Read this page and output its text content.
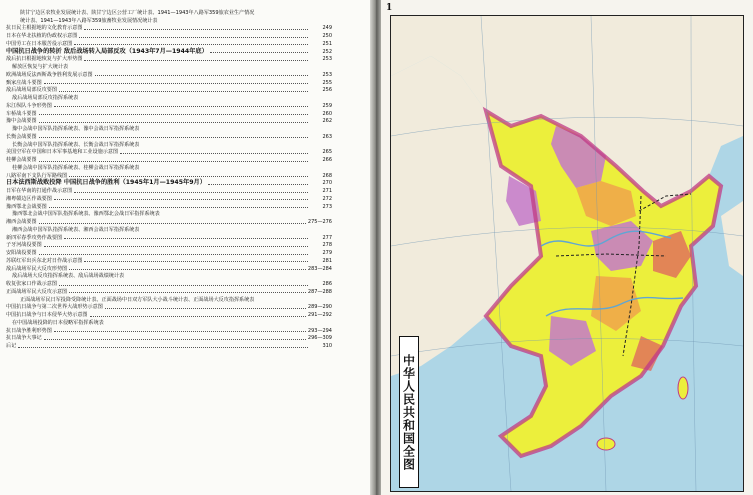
陕甘宁边区农牧业发展统计表、陕甘宁边区公营工厂统计表、1941—1943年八路军359旅农业生产情况
统计表、1941—1943年八路军359旅畜牧业发展情况统计表
抗日民主根据地的文化教育示意图	249
日本在华北扶植的伪政权示意图	250
中国劳工在日本服苦役示意图	251
中国抗日战争的转折 敌后战场转入局部反攻（1943年7月—1944年底）	252
敌后抗日根据地恢复与扩大形势图	253
解放区恢复与扩大统计表
欧洲战场反法西斯战争胜利发展示意图	253
甄家庄战斗要图	255
敌后战场局部反攻要图	256
敌后战场局部反攻指挥系统表
东江纵队斗争形势图	259
车桥战斗要图	260
豫中会战要图	262
豫中会战中国军队指挥系统表、豫中会战日军指挥系统表
长衡会战要图	263
长衡会战中国军队指挥系统表、长衡会战日军指挥系统表
美国空军在中国和日本军事基地和工业设施示意图	265
桂柳会战要图	266
桂柳会战中国军队指挥系统表、桂柳会战日军指挥系统表
八路军南下支队行军路线图	268
日本法西斯战败投降 中国抗日战争的胜利（1945年1月—1945年9月）	270
日军在华南的打通作战示意图	271
湘粤赣边区作战要图	272
豫西鄂北会战要图	273
豫西鄂北会战中国军队指挥系统表、豫西鄂北会战日军指挥系统表
湘西会战要图	275—276
湘西会战中国军队指挥系统表、湘西会战日军指挥系统表
新四军春季攻势作战要图	277
子牙河战役要图	278
安阳战役要图	279
苏联红军出兵东北对日作战示意图	281
敌后战场军民大反攻形势图	283—284
敌后战场大反攻指挥系统表、敌后战场战绩统计表
收复张家口作战示意图	286
正面战场军民大反攻示意图	287—288
正面战场军民日军投降受降统计表、正面战场中日双方军队大小战斗统计表、正面战场大反攻指挥系统表
中国抗日战争与第二次世界大战形势示意图	289—290
中国抗日战争与日本侵华大势示意图	291—292
在中国战场投降的日本侵略军指挥系统表
抗日战争胜利形势图	293—294
抗日战争大事记	296—309
后记	310
1
中华人民共和国全图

EXERCISE DIRECTIONS: Repeat the material above in full and unchanged, minus its images.

THE SOLUTION:
Read this page and output its text content.
陕甘宁边区农牧业发展统计表、陕甘宁边区公营工厂统计表、1941—1943年八路军359旅农业生产情况
统计表、1941—1943年八路军359旅畜牧业发展情况统计表
抗日民主根据地的文化教育示意图	249
日本在华北扶植的伪政权示意图	250
中国劳工在日本服苦役示意图	251
中国抗日战争的转折 敌后战场转入局部反攻（1943年7月—1944年底）	252
敌后抗日根据地恢复与扩大形势图	253
解放区恢复与扩大统计表
欧洲战场反法西斯战争胜利发展示意图	253
甄家庄战斗要图	255
敌后战场局部反攻要图	256
敌后战场局部反攻指挥系统表
东江纵队斗争形势图	259
车桥战斗要图	260
豫中会战要图	262
豫中会战中国军队指挥系统表、豫中会战日军指挥系统表
长衡会战要图	263
长衡会战中国军队指挥系统表、长衡会战日军指挥系统表
美国空军在中国和日本军事基地和工业设施示意图	265
桂柳会战要图	266
桂柳会战中国军队指挥系统表、桂柳会战日军指挥系统表
八路军南下支队行军路线图	268
日本法西斯战败投降 中国抗日战争的胜利（1945年1月—1945年9月）	270
日军在华南的打通作战示意图	271
湘粤赣边区作战要图	272
豫西鄂北会战要图	273
豫西鄂北会战中国军队指挥系统表、豫西鄂北会战日军指挥系统表
湘西会战要图	275—276
湘西会战中国军队指挥系统表、湘西会战日军指挥系统表
新四军春季攻势作战要图	277
子牙河战役要图	278
安阳战役要图	279
苏联红军出兵东北对日作战示意图	281
敌后战场军民大反攻形势图	283—284
敌后战场大反攻指挥系统表、敌后战场战绩统计表
收复张家口作战示意图	286
正面战场军民大反攻示意图	287—288
正面战场军民日军投降受降统计表、正面战场中日双方军队大小战斗统计表、正面战场大反攻指挥系统表
中国抗日战争与第二次世界大战形势示意图	289—290
中国抗日战争与日本侵华大势示意图	291—292
在中国战场投降的日本侵略军指挥系统表
抗日战争胜利形势图	293—294
抗日战争大事记	296—309
后记	310
1
中华人民共和国全图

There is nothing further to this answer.